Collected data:

>>>

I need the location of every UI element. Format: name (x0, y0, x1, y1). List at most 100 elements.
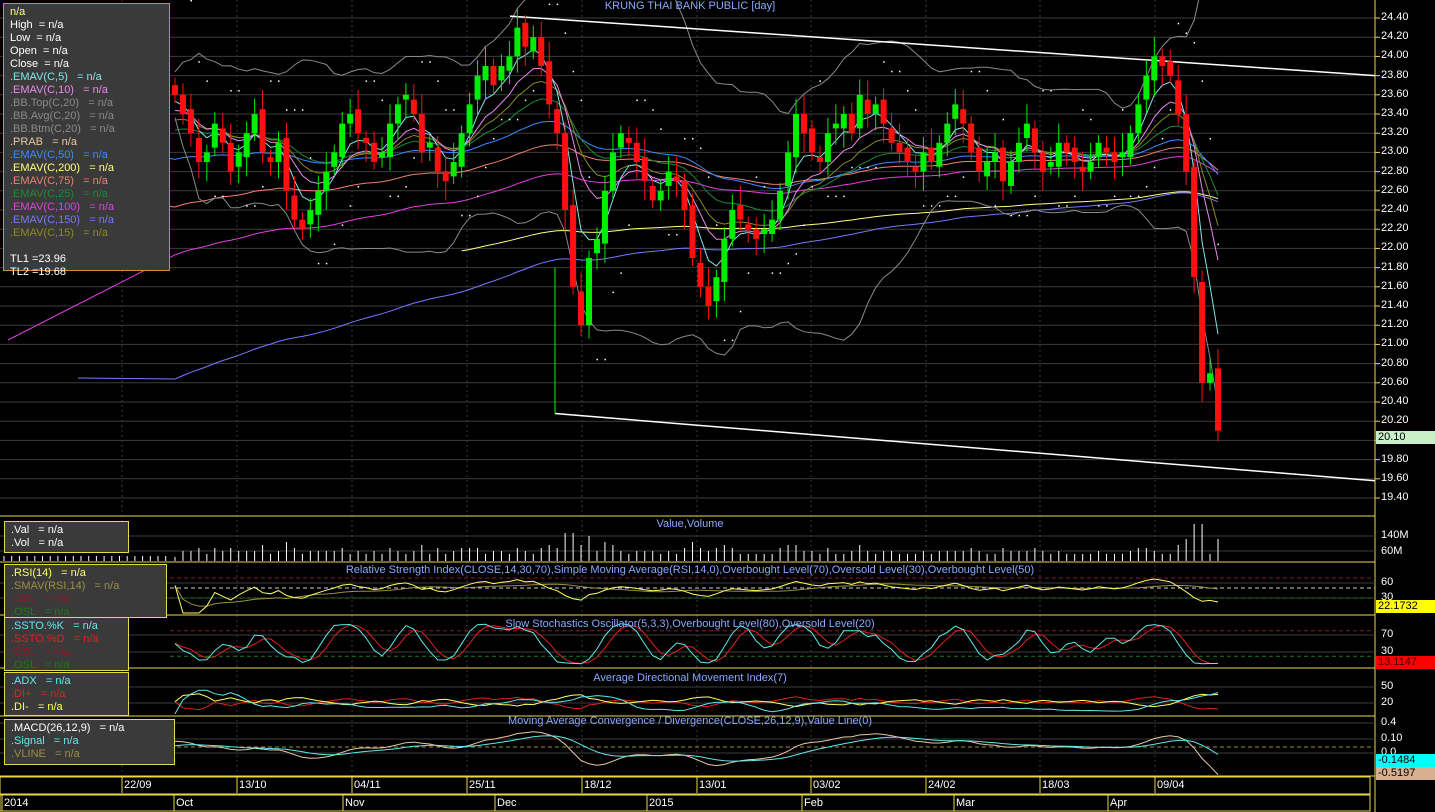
price-tick-label: 20.40 (1381, 395, 1409, 407)
candle-body (856, 94, 863, 129)
parabolic-sar-dot (341, 224, 344, 226)
parabolic-sar-dot (930, 205, 933, 207)
candle-body (466, 104, 473, 134)
parabolic-sar-dot (469, 214, 471, 217)
legend-entry: .EMAV(C,25) = n/a (10, 188, 108, 200)
parabolic-sar-dot (906, 90, 909, 92)
parabolic-sar-dot (445, 109, 447, 111)
candle-body (1023, 123, 1030, 138)
candle-body (832, 123, 839, 129)
legend-entry: TL1 =23.96 (10, 253, 66, 265)
candle-body (1039, 152, 1046, 172)
candle-body (1199, 282, 1206, 383)
last-price-tag: 20.10 (1376, 431, 1435, 444)
parabolic-sar-dot (692, 138, 694, 140)
legend-entry: Open = n/a (10, 45, 68, 57)
stock-chart[interactable] (0, 0, 1435, 812)
candle-body (729, 210, 736, 239)
parabolic-sar-dot (309, 157, 312, 159)
parabolic-sar-dot (1153, 166, 1156, 169)
parabolic-sar-dot (1082, 109, 1084, 111)
parabolic-sar-dot (357, 186, 360, 188)
parabolic-sar-dot (285, 109, 288, 111)
candle-body (227, 142, 234, 172)
candle-body (283, 138, 290, 191)
candle-body (251, 114, 258, 134)
parabolic-sar-dot (381, 99, 384, 102)
candle-body (992, 152, 999, 162)
candle-body (1191, 166, 1198, 278)
candle-body (1183, 114, 1190, 172)
parabolic-sar-dot (875, 166, 877, 169)
date-tick-label: 18/12 (584, 779, 612, 791)
parabolic-sar-dot (883, 61, 885, 63)
candle-body (824, 133, 831, 162)
candle-body (418, 114, 425, 153)
parabolic-sar-dot (453, 109, 455, 111)
ssto-last-tag: 13.1147 (1376, 656, 1435, 669)
candle-body (386, 123, 393, 158)
candle-body (657, 190, 664, 201)
candle-body (928, 147, 935, 162)
parabolic-sar-dot (731, 339, 734, 342)
parabolic-sar-dot (1002, 118, 1005, 121)
legend-entry: .Signal = n/a (11, 735, 79, 747)
parabolic-sar-dot (580, 99, 583, 102)
legend-entry: .BB.Top(C,20) = n/a (10, 97, 114, 109)
month-label: Apr (1110, 797, 1128, 809)
price-tick-label: 21.80 (1381, 260, 1409, 273)
parabolic-sar-dot (349, 205, 352, 207)
parabolic-sar-dot (214, 195, 216, 198)
candle-body (593, 238, 600, 254)
candle-body (1079, 166, 1086, 172)
parabolic-sar-dot (572, 70, 575, 73)
parabolic-sar-dot (970, 70, 973, 73)
candle-body (785, 152, 792, 186)
parabolic-sar-dot (254, 205, 256, 207)
ssto-tick: 30 (1381, 645, 1394, 654)
volume-panel-title: Value,Volume (656, 518, 724, 530)
candle-body (816, 157, 823, 162)
candle-body (546, 61, 553, 105)
candle-body (203, 152, 210, 162)
adx-panel-title: Average Directional Movement Index(7) (593, 672, 787, 684)
parabolic-sar-dot (1074, 195, 1076, 198)
candle-body (506, 56, 513, 71)
candle-body (848, 114, 855, 134)
legend-entry: .MACD(26,12,9) = n/a (11, 722, 125, 734)
candle-body (800, 114, 807, 134)
month-label: Dec (497, 797, 517, 809)
candle-body (968, 123, 975, 153)
candle-body (1111, 152, 1118, 162)
parabolic-sar-dot (899, 70, 901, 73)
parabolic-sar-dot (1050, 90, 1052, 92)
candle-body (904, 147, 911, 162)
parabolic-sar-dot (1098, 205, 1100, 207)
legend-entry: .BB.Avg(C,20) = n/a (10, 110, 115, 122)
macd-panel-title: Moving Average Convergence / Divergence(… (507, 715, 873, 727)
price-tick-label: 24.00 (1381, 49, 1409, 62)
price-tick-label: 24.20 (1381, 30, 1409, 43)
candle-body (211, 123, 218, 148)
candle-body (379, 152, 386, 158)
rsi-tick: 30 (1381, 591, 1394, 600)
parabolic-sar-dot (1161, 138, 1164, 140)
candle-body (442, 171, 449, 182)
candle-body (769, 219, 776, 234)
parabolic-sar-dot (405, 186, 407, 188)
adx-tick: 50 (1381, 680, 1394, 692)
month-label: Feb (804, 797, 823, 809)
date-tick-label: 09/04 (1157, 779, 1185, 791)
legend-entry: .EMAV(C,5) = n/a (10, 71, 102, 83)
parabolic-sar-dot (612, 291, 614, 294)
candle-body (761, 229, 768, 234)
parabolic-sar-dot (301, 109, 304, 111)
parabolic-sar-dot (644, 99, 646, 102)
legend-entry: .EMAV(C,15) = n/a (10, 227, 108, 239)
parabolic-sar-dot (668, 234, 670, 236)
parabolic-sar-dot (596, 358, 598, 361)
parabolic-sar-dot (270, 80, 272, 82)
legend-entry: Low = n/a (10, 32, 62, 44)
parabolic-sar-dot (190, 0, 192, 2)
candle-body (586, 258, 593, 326)
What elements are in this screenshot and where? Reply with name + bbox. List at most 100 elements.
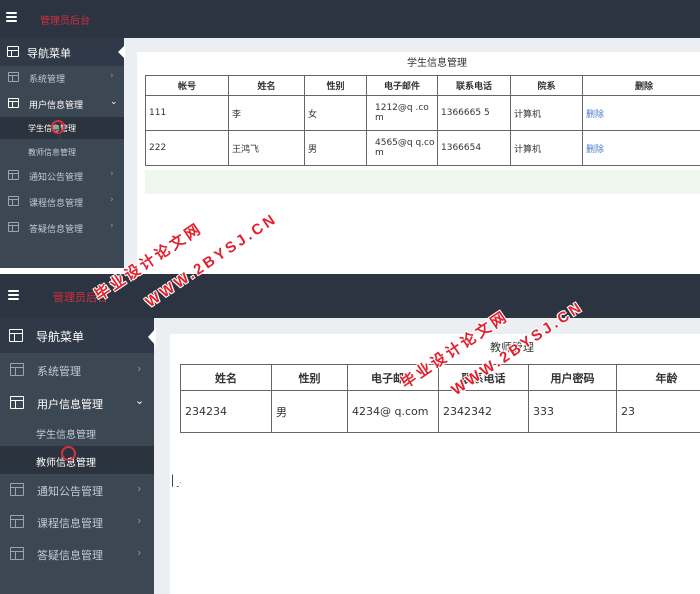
sidebar-subitem-label: 学生信息管理 bbox=[36, 430, 96, 441]
sidebar-item-label: 通知公告管理 bbox=[29, 173, 84, 183]
sidebar-subitem-teacher[interactable]: 教师信息管理 bbox=[0, 446, 154, 474]
chevron-right-icon: › bbox=[137, 482, 142, 495]
sidebar-item-label: 系统管理 bbox=[29, 75, 66, 85]
nav-menu-title: 导航菜单 bbox=[36, 330, 85, 344]
window-icon bbox=[10, 396, 24, 409]
cell-gender: 男 bbox=[304, 130, 367, 166]
sidebar-item-label: 答疑信息管理 bbox=[37, 549, 103, 562]
sidebar-subitem-label: 教师信息管理 bbox=[28, 148, 76, 157]
sidebar-item-course[interactable]: 课程信息管理 › bbox=[0, 190, 124, 214]
column-header: 电子邮件 bbox=[366, 75, 438, 96]
click-indicator bbox=[61, 446, 76, 461]
column-header: 院系 bbox=[510, 75, 583, 96]
window-icon bbox=[10, 483, 24, 496]
content-panel: 教师管理 姓名 性别 电子邮件 联系电话 用户密码 年龄 234234 男 42… bbox=[170, 334, 700, 594]
cell-name: 234234 bbox=[180, 390, 272, 433]
cell-department: 计算机 bbox=[510, 130, 583, 166]
sidebar-subitem-teacher[interactable]: 教师信息管理 bbox=[0, 141, 124, 163]
column-header: 帐号 bbox=[145, 75, 229, 96]
top-bar: 管理员后台 bbox=[0, 0, 700, 38]
content-panel: 学生信息管理 帐号 姓名 性别 电子邮件 联系电话 院系 删除 111 李 女 … bbox=[137, 52, 700, 268]
table-row: 111 李 女 1212@q .com 1366665 5 计算机 删除 bbox=[145, 95, 700, 131]
window-icon bbox=[8, 72, 19, 82]
window-icon bbox=[8, 98, 19, 108]
sidebar-item-label: 系统管理 bbox=[37, 365, 81, 378]
sidebar-item-label: 课程信息管理 bbox=[29, 199, 84, 209]
cell-gender: 男 bbox=[271, 390, 348, 433]
table-header-row: 帐号 姓名 性别 电子邮件 联系电话 院系 删除 bbox=[145, 75, 700, 96]
cell-phone: 1366665 5 bbox=[437, 95, 511, 131]
cell-phone-text: 1366665 5 bbox=[441, 108, 490, 118]
sidebar: 导航菜单 系统管理 › 用户信息管理 ⌄ 学生信息管理 教师信息管理 通知公告管… bbox=[0, 318, 154, 594]
column-header: 性别 bbox=[271, 364, 348, 391]
sidebar-item-notice[interactable]: 通知公告管理 › bbox=[0, 474, 154, 506]
chevron-down-icon: ⌄ bbox=[110, 97, 118, 107]
chevron-right-icon: › bbox=[110, 169, 114, 179]
cell-email-text: 4234@ q.com bbox=[352, 405, 429, 418]
sidebar-item-course[interactable]: 课程信息管理 › bbox=[0, 506, 154, 538]
cell-email: 4565@q q.com bbox=[366, 130, 438, 166]
sidebar-item-label: 课程信息管理 bbox=[37, 517, 103, 530]
window-icon bbox=[8, 170, 19, 180]
nav-menu-header: 导航菜单 bbox=[0, 318, 154, 353]
student-table: 帐号 姓名 性别 电子邮件 联系电话 院系 删除 111 李 女 1212@q … bbox=[145, 75, 700, 166]
window-icon bbox=[8, 196, 19, 206]
page-title: 教师管理 bbox=[490, 341, 534, 354]
column-header: 姓名 bbox=[228, 75, 305, 96]
hamburger-icon[interactable] bbox=[8, 290, 19, 300]
sidebar: 导航菜单 系统管理 › 用户信息管理 ⌄ 学生信息管理 教师信息管理 通知公告管… bbox=[0, 38, 124, 268]
cell-delete: 删除 bbox=[582, 130, 700, 166]
cell-name: 李 bbox=[228, 95, 305, 131]
chevron-right-icon: › bbox=[110, 221, 114, 231]
chevron-down-icon: ⌄ bbox=[135, 394, 145, 407]
nav-menu-title: 导航菜单 bbox=[27, 47, 71, 60]
delete-link[interactable]: 删除 bbox=[586, 110, 604, 120]
nav-notch bbox=[118, 45, 125, 59]
window-icon bbox=[9, 329, 23, 342]
column-header: 姓名 bbox=[180, 364, 272, 391]
cell-delete: 删除 bbox=[582, 95, 700, 131]
table-header-row: 姓名 性别 电子邮件 联系电话 用户密码 年龄 bbox=[180, 364, 700, 391]
sidebar-item-users[interactable]: 用户信息管理 ⌄ bbox=[0, 387, 154, 419]
chevron-right-icon: › bbox=[110, 195, 114, 205]
window-icon bbox=[10, 515, 24, 528]
page-title: 学生信息管理 bbox=[407, 58, 467, 69]
cell-gender: 女 bbox=[304, 95, 367, 131]
column-header: 电子邮件 bbox=[347, 364, 439, 391]
table-row: 234234 男 4234@ q.com 2342342 333 23 bbox=[180, 390, 700, 433]
sidebar-item-qa[interactable]: 答疑信息管理 › bbox=[0, 216, 124, 240]
cell-email: 1212@q .com bbox=[366, 95, 438, 131]
sidebar-item-system[interactable]: 系统管理 › bbox=[0, 66, 124, 90]
delete-link[interactable]: 删除 bbox=[586, 145, 604, 155]
chevron-right-icon: › bbox=[137, 514, 142, 527]
cell-phone: 1366654 bbox=[437, 130, 511, 166]
cell-account: 222 bbox=[145, 130, 229, 166]
brand-title: 管理员后台 bbox=[53, 291, 108, 304]
chevron-right-icon: › bbox=[110, 71, 114, 81]
sidebar-item-label: 通知公告管理 bbox=[37, 485, 103, 498]
nav-notch bbox=[148, 328, 156, 346]
sidebar-item-notice[interactable]: 通知公告管理 › bbox=[0, 164, 124, 188]
sidebar-item-label: 用户信息管理 bbox=[37, 398, 103, 411]
sidebar-item-system[interactable]: 系统管理 › bbox=[0, 354, 154, 386]
window-icon bbox=[10, 547, 24, 560]
sidebar-subitem-student[interactable]: 学生信息管理 bbox=[0, 419, 154, 446]
nav-menu-header: 导航菜单 bbox=[0, 38, 124, 66]
column-header: 用户密码 bbox=[528, 364, 617, 391]
sidebar-item-qa[interactable]: 答疑信息管理 › bbox=[0, 538, 154, 570]
sidebar-item-users[interactable]: 用户信息管理 ⌄ bbox=[0, 92, 124, 116]
column-header: 年龄 bbox=[616, 364, 700, 391]
column-header: 联系电话 bbox=[437, 75, 511, 96]
cell-name: 王鸿飞 bbox=[228, 130, 305, 166]
cell-account: 111 bbox=[145, 95, 229, 131]
window-icon bbox=[10, 363, 24, 376]
brand-title: 管理员后台 bbox=[40, 16, 90, 27]
hamburger-icon[interactable] bbox=[6, 12, 17, 22]
column-header: 删除 bbox=[582, 75, 700, 96]
table-footer-band bbox=[145, 170, 700, 194]
cell-age: 23 bbox=[616, 390, 700, 433]
column-header: 联系电话 bbox=[438, 364, 529, 391]
top-bar: 管理员后台 bbox=[0, 274, 700, 318]
cell-email-text: 4565@q q.com bbox=[375, 138, 435, 158]
stage: 管理员后台 导航菜单 系统管理 › 用户信息管理 ⌄ 学生信息管理 教师信息管理 bbox=[0, 0, 700, 594]
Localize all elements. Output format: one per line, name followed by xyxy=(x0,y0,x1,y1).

<<<

Copy out the lines of the material above without any change, starting at the line containing "sidebar-subitem-label: 学生信息管理 bbox=[36, 430, 96, 441]" and ending at the line containing "column-header: 姓名 bbox=[228, 75, 305, 96]", with both of those lines included.

**RESPONSE TO THIS EXERCISE:**
sidebar-subitem-label: 学生信息管理 bbox=[36, 430, 96, 441]
sidebar-item-label: 通知公告管理 bbox=[29, 173, 84, 183]
sidebar-subitem-teacher[interactable]: 教师信息管理 bbox=[0, 446, 154, 474]
chevron-right-icon: › bbox=[137, 482, 142, 495]
sidebar-item-label: 系统管理 bbox=[29, 75, 66, 85]
nav-menu-title: 导航菜单 bbox=[36, 330, 85, 344]
window-icon bbox=[10, 396, 24, 409]
cell-gender: 男 bbox=[304, 130, 367, 166]
sidebar-item-label: 答疑信息管理 bbox=[37, 549, 103, 562]
sidebar-subitem-label: 教师信息管理 bbox=[28, 148, 76, 157]
sidebar-item-course[interactable]: 课程信息管理 › bbox=[0, 190, 124, 214]
column-header: 电子邮件 bbox=[366, 75, 438, 96]
click-indicator bbox=[61, 446, 76, 461]
column-header: 院系 bbox=[510, 75, 583, 96]
window-icon bbox=[10, 483, 24, 496]
content-panel: 教师管理 姓名 性别 电子邮件 联系电话 用户密码 年龄 234234 男 42… bbox=[170, 334, 700, 594]
cell-name: 234234 bbox=[180, 390, 272, 433]
cell-department: 计算机 bbox=[510, 130, 583, 166]
sidebar-subitem-teacher[interactable]: 教师信息管理 bbox=[0, 141, 124, 163]
column-header: 帐号 bbox=[145, 75, 229, 96]
top-bar: 管理员后台 bbox=[0, 0, 700, 38]
content-panel: 学生信息管理 帐号 姓名 性别 电子邮件 联系电话 院系 删除 111 李 女 … bbox=[137, 52, 700, 268]
table-row: 111 李 女 1212@q .com 1366665 5 计算机 删除 bbox=[145, 95, 700, 131]
window-icon bbox=[8, 72, 19, 82]
window-icon bbox=[8, 98, 19, 108]
sidebar-item-label: 系统管理 bbox=[37, 365, 81, 378]
sidebar-item-label: 课程信息管理 bbox=[29, 199, 84, 209]
cell-gender: 男 bbox=[271, 390, 348, 433]
table-header-row: 帐号 姓名 性别 电子邮件 联系电话 院系 删除 bbox=[145, 75, 700, 96]
cell-phone: 1366665 5 bbox=[437, 95, 511, 131]
cell-phone-text: 1366665 5 bbox=[441, 108, 490, 118]
sidebar: 导航菜单 系统管理 › 用户信息管理 ⌄ 学生信息管理 教师信息管理 通知公告管… bbox=[0, 318, 154, 594]
column-header: 性别 bbox=[271, 364, 348, 391]
sidebar-item-notice[interactable]: 通知公告管理 › bbox=[0, 474, 154, 506]
chevron-down-icon: ⌄ bbox=[110, 97, 118, 107]
chevron-right-icon: › bbox=[110, 169, 114, 179]
cell-email-text: 4234@ q.com bbox=[352, 405, 429, 418]
sidebar-item-course[interactable]: 课程信息管理 › bbox=[0, 506, 154, 538]
cell-email: 4565@q q.com bbox=[366, 130, 438, 166]
sidebar-item-label: 课程信息管理 bbox=[37, 517, 103, 530]
window-icon bbox=[8, 170, 19, 180]
nav-menu-header: 导航菜单 bbox=[0, 318, 154, 353]
student-table: 帐号 姓名 性别 电子邮件 联系电话 院系 删除 111 李 女 1212@q … bbox=[145, 75, 700, 166]
window-icon bbox=[8, 196, 19, 206]
page-title: 教师管理 bbox=[490, 341, 534, 354]
column-header: 姓名 bbox=[228, 75, 305, 96]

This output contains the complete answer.